Data listing
· · · ·

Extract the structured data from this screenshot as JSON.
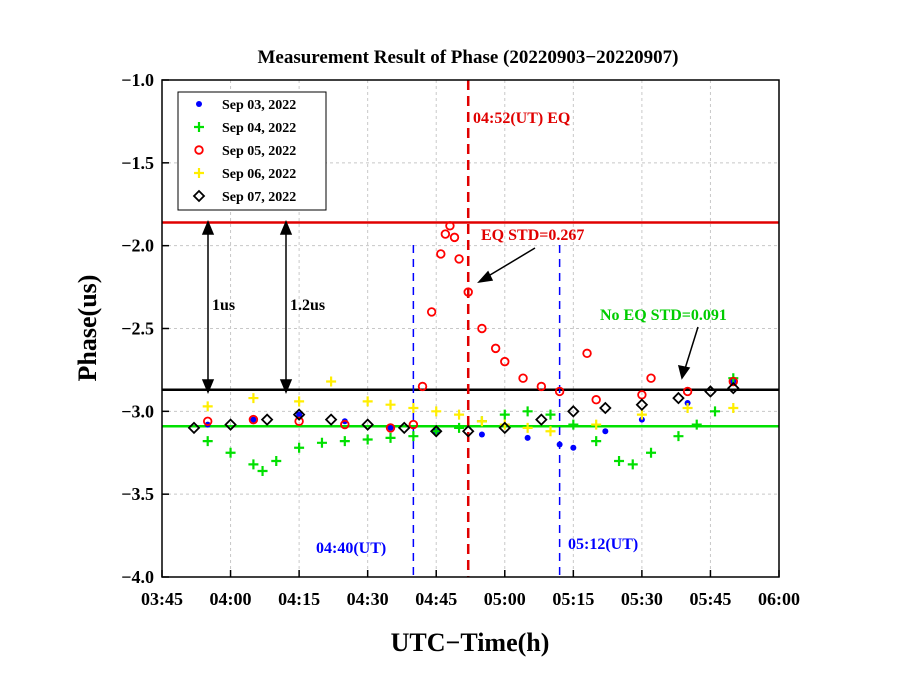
{
  "chart_data": {
    "type": "scatter",
    "title": "Measurement Result of Phase (20220903−20220907)",
    "xlabel": "UTC−Time(h)",
    "ylabel": "Phase(us)",
    "xlim": [
      "03:45",
      "06:00"
    ],
    "ylim": [
      -4.0,
      -1.0
    ],
    "x_ticks": [
      "03:45",
      "04:00",
      "04:15",
      "04:30",
      "04:45",
      "05:00",
      "05:15",
      "05:30",
      "05:45",
      "06:00"
    ],
    "y_ticks": [
      -1.0,
      -1.5,
      -2.0,
      -2.5,
      -3.0,
      -3.5,
      -4.0
    ],
    "y_tick_labels": [
      "−1.0",
      "−1.5",
      "−2.0",
      "−2.5",
      "−3.0",
      "−3.5",
      "−4.0"
    ],
    "grid": true,
    "legend_placement": "top-left",
    "series": [
      {
        "name": "Sep 03, 2022",
        "marker": "dot",
        "color": "#0000ff",
        "points": [
          [
            "03:55",
            -3.08
          ],
          [
            "04:05",
            -3.05
          ],
          [
            "04:15",
            -3.02
          ],
          [
            "04:25",
            -3.06
          ],
          [
            "04:35",
            -3.1
          ],
          [
            "04:45",
            -3.12
          ],
          [
            "04:55",
            -3.14
          ],
          [
            "05:05",
            -3.16
          ],
          [
            "05:12",
            -3.2
          ],
          [
            "05:15",
            -3.22
          ],
          [
            "05:22",
            -3.12
          ],
          [
            "05:30",
            -3.05
          ],
          [
            "05:40",
            -2.95
          ],
          [
            "05:50",
            -2.82
          ]
        ]
      },
      {
        "name": "Sep 04, 2022",
        "marker": "plus",
        "color": "#00e000",
        "points": [
          [
            "03:55",
            -3.18
          ],
          [
            "04:00",
            -3.25
          ],
          [
            "04:05",
            -3.32
          ],
          [
            "04:07",
            -3.36
          ],
          [
            "04:10",
            -3.3
          ],
          [
            "04:15",
            -3.22
          ],
          [
            "04:20",
            -3.19
          ],
          [
            "04:25",
            -3.18
          ],
          [
            "04:30",
            -3.17
          ],
          [
            "04:35",
            -3.16
          ],
          [
            "04:40",
            -3.15
          ],
          [
            "04:45",
            -3.12
          ],
          [
            "04:50",
            -3.1
          ],
          [
            "04:55",
            -3.06
          ],
          [
            "05:00",
            -3.02
          ],
          [
            "05:05",
            -3.0
          ],
          [
            "05:10",
            -3.02
          ],
          [
            "05:15",
            -3.08
          ],
          [
            "05:20",
            -3.18
          ],
          [
            "05:25",
            -3.3
          ],
          [
            "05:28",
            -3.32
          ],
          [
            "05:32",
            -3.25
          ],
          [
            "05:38",
            -3.15
          ],
          [
            "05:42",
            -3.08
          ],
          [
            "05:46",
            -3.0
          ],
          [
            "05:50",
            -2.8
          ]
        ]
      },
      {
        "name": "Sep 05, 2022",
        "marker": "circle",
        "color": "#ff0000",
        "points": [
          [
            "03:55",
            -3.06
          ],
          [
            "04:05",
            -3.05
          ],
          [
            "04:15",
            -3.06
          ],
          [
            "04:25",
            -3.08
          ],
          [
            "04:35",
            -3.1
          ],
          [
            "04:40",
            -3.08
          ],
          [
            "04:42",
            -2.85
          ],
          [
            "04:44",
            -2.4
          ],
          [
            "04:46",
            -2.05
          ],
          [
            "04:47",
            -1.93
          ],
          [
            "04:48",
            -1.88
          ],
          [
            "04:49",
            -1.95
          ],
          [
            "04:50",
            -2.08
          ],
          [
            "04:52",
            -2.28
          ],
          [
            "04:55",
            -2.5
          ],
          [
            "04:58",
            -2.62
          ],
          [
            "05:00",
            -2.7
          ],
          [
            "05:04",
            -2.8
          ],
          [
            "05:08",
            -2.85
          ],
          [
            "05:12",
            -2.88
          ],
          [
            "05:20",
            -2.93
          ],
          [
            "05:30",
            -2.9
          ],
          [
            "05:40",
            -2.88
          ],
          [
            "05:50",
            -2.82
          ],
          [
            "05:18",
            -2.65
          ],
          [
            "05:32",
            -2.8
          ]
        ]
      },
      {
        "name": "Sep 06, 2022",
        "marker": "plus",
        "color": "#ffee00",
        "points": [
          [
            "03:55",
            -2.97
          ],
          [
            "04:05",
            -2.92
          ],
          [
            "04:15",
            -2.94
          ],
          [
            "04:22",
            -2.82
          ],
          [
            "04:30",
            -2.94
          ],
          [
            "04:35",
            -2.96
          ],
          [
            "04:40",
            -2.98
          ],
          [
            "04:45",
            -3.0
          ],
          [
            "04:50",
            -3.02
          ],
          [
            "04:55",
            -3.06
          ],
          [
            "05:00",
            -3.08
          ],
          [
            "05:05",
            -3.1
          ],
          [
            "05:10",
            -3.12
          ],
          [
            "05:20",
            -3.08
          ],
          [
            "05:30",
            -3.02
          ],
          [
            "05:40",
            -2.98
          ],
          [
            "05:50",
            -2.98
          ]
        ]
      },
      {
        "name": "Sep 07, 2022",
        "marker": "diamond",
        "color": "#000000",
        "points": [
          [
            "03:52",
            -3.1
          ],
          [
            "04:00",
            -3.08
          ],
          [
            "04:08",
            -3.05
          ],
          [
            "04:15",
            -3.02
          ],
          [
            "04:22",
            -3.05
          ],
          [
            "04:30",
            -3.08
          ],
          [
            "04:38",
            -3.1
          ],
          [
            "04:45",
            -3.12
          ],
          [
            "04:52",
            -3.12
          ],
          [
            "05:00",
            -3.1
          ],
          [
            "05:08",
            -3.05
          ],
          [
            "05:15",
            -3.0
          ],
          [
            "05:22",
            -2.98
          ],
          [
            "05:30",
            -2.96
          ],
          [
            "05:38",
            -2.92
          ],
          [
            "05:45",
            -2.88
          ],
          [
            "05:50",
            -2.86
          ]
        ]
      }
    ],
    "reference_lines": [
      {
        "type": "horizontal",
        "y": -1.86,
        "color": "#e00000",
        "style": "solid"
      },
      {
        "type": "horizontal",
        "y": -2.87,
        "color": "#000000",
        "style": "solid"
      },
      {
        "type": "horizontal",
        "y": -3.09,
        "color": "#00e000",
        "style": "solid"
      },
      {
        "type": "vertical",
        "x": "04:52",
        "color": "#e00000",
        "style": "dashed"
      },
      {
        "type": "vertical",
        "x": "04:40",
        "color": "#0000ff",
        "style": "dashed"
      },
      {
        "type": "vertical",
        "x": "05:12",
        "color": "#0000ff",
        "style": "dashed"
      }
    ],
    "annotations": [
      {
        "text": "04:52(UT) EQ",
        "color": "#e00000"
      },
      {
        "text": "EQ STD=0.267",
        "color": "#e00000"
      },
      {
        "text": "No EQ STD=0.091",
        "color": "#00e000"
      },
      {
        "text": "04:40(UT)",
        "color": "#0000ff"
      },
      {
        "text": "05:12(UT)",
        "color": "#0000ff"
      },
      {
        "text": "1us",
        "color": "#000000"
      },
      {
        "text": "1.2us",
        "color": "#000000"
      }
    ]
  }
}
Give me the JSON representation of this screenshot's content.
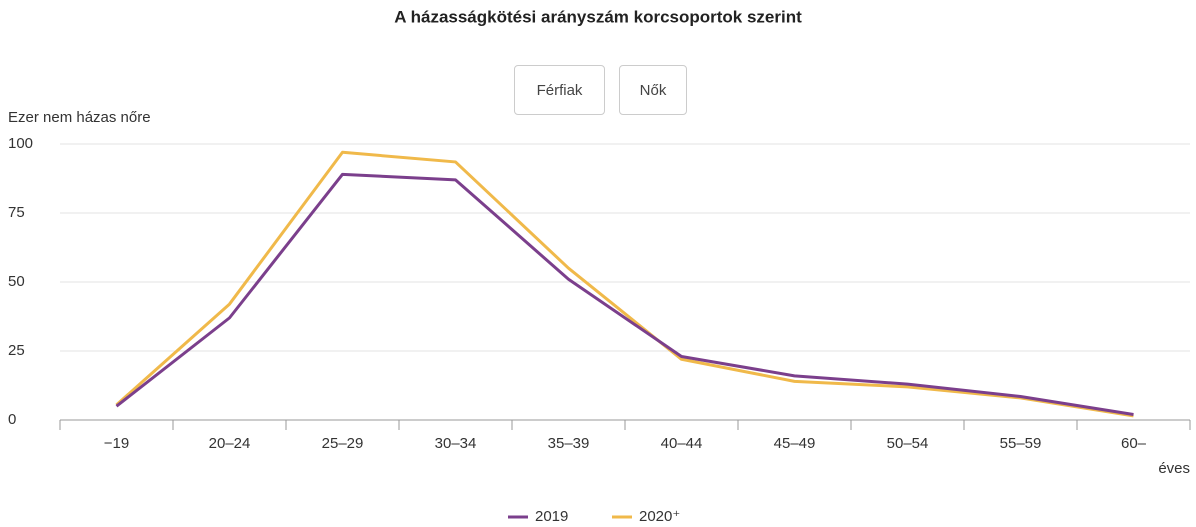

· · · ·

Directive
How many lines in the records above contain the word "marker"? Give only the number.

Complete output
5